• _WORK TO DO_: Print the listing in its entirety and exactly, leaving out images.

[Stored items from a collection]
::::

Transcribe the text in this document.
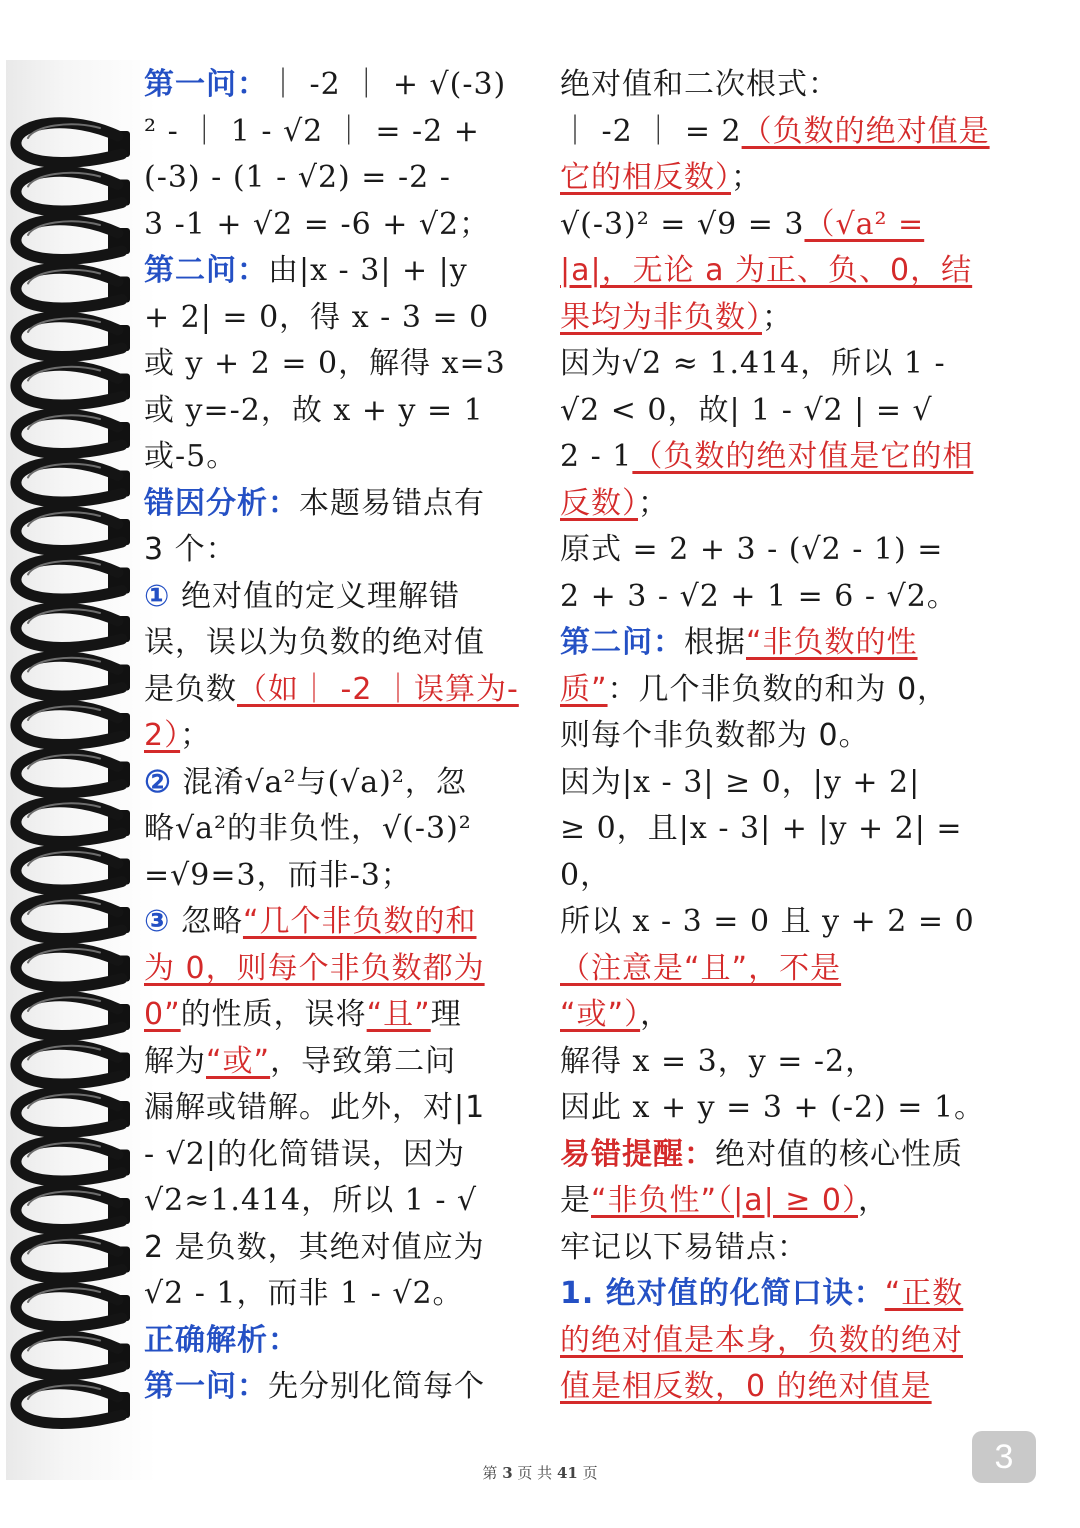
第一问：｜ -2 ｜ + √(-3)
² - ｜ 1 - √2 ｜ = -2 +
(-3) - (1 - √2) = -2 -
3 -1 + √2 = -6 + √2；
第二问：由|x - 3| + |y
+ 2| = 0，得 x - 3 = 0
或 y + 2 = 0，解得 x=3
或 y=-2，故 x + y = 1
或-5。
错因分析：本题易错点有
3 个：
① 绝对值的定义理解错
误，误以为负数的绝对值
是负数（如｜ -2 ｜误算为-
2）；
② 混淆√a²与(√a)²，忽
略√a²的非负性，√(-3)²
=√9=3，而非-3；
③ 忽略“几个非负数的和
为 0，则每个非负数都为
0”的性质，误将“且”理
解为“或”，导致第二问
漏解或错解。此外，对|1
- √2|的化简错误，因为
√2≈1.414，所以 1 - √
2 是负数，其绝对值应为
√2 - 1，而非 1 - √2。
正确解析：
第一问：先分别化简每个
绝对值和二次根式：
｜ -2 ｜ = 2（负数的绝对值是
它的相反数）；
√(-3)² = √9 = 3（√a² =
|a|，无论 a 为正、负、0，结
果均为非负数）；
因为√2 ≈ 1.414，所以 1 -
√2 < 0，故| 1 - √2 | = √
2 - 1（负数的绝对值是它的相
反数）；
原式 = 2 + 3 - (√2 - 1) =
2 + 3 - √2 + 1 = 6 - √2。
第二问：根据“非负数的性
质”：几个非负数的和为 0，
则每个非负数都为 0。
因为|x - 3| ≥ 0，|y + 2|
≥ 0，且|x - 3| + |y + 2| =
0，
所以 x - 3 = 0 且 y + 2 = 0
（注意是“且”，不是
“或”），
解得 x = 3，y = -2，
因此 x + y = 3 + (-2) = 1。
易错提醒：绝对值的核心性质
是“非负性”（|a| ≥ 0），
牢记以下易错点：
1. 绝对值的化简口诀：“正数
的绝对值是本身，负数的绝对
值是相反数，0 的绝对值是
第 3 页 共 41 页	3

::::

• _FINAL RESULT_:
Transcribe the text in this document.
第一问：｜ -2 ｜ + √(-3)
² - ｜ 1 - √2 ｜ = -2 +
(-3) - (1 - √2) = -2 -
3 -1 + √2 = -6 + √2；
第二问：由|x - 3| + |y
+ 2| = 0，得 x - 3 = 0
或 y + 2 = 0，解得 x=3
或 y=-2，故 x + y = 1
或-5。
错因分析：本题易错点有
3 个：
① 绝对值的定义理解错
误，误以为负数的绝对值
是负数（如｜ -2 ｜误算为-
2）；
② 混淆√a²与(√a)²，忽
略√a²的非负性，√(-3)²
=√9=3，而非-3；
③ 忽略“几个非负数的和
为 0，则每个非负数都为
0”的性质，误将“且”理
解为“或”，导致第二问
漏解或错解。此外，对|1
- √2|的化简错误，因为
√2≈1.414，所以 1 - √
2 是负数，其绝对值应为
√2 - 1，而非 1 - √2。
正确解析：
第一问：先分别化简每个
绝对值和二次根式：
｜ -2 ｜ = 2（负数的绝对值是
它的相反数）；
√(-3)² = √9 = 3（√a² =
|a|，无论 a 为正、负、0，结
果均为非负数）；
因为√2 ≈ 1.414，所以 1 -
√2 < 0，故| 1 - √2 | = √
2 - 1（负数的绝对值是它的相
反数）；
原式 = 2 + 3 - (√2 - 1) =
2 + 3 - √2 + 1 = 6 - √2。
第二问：根据“非负数的性
质”：几个非负数的和为 0，
则每个非负数都为 0。
因为|x - 3| ≥ 0，|y + 2|
≥ 0，且|x - 3| + |y + 2| =
0，
所以 x - 3 = 0 且 y + 2 = 0
（注意是“且”，不是
“或”），
解得 x = 3，y = -2，
因此 x + y = 3 + (-2) = 1。
易错提醒：绝对值的核心性质
是“非负性”（|a| ≥ 0），
牢记以下易错点：
1. 绝对值的化简口诀：“正数
的绝对值是本身，负数的绝对
值是相反数，0 的绝对值是
第 3 页 共 41 页	3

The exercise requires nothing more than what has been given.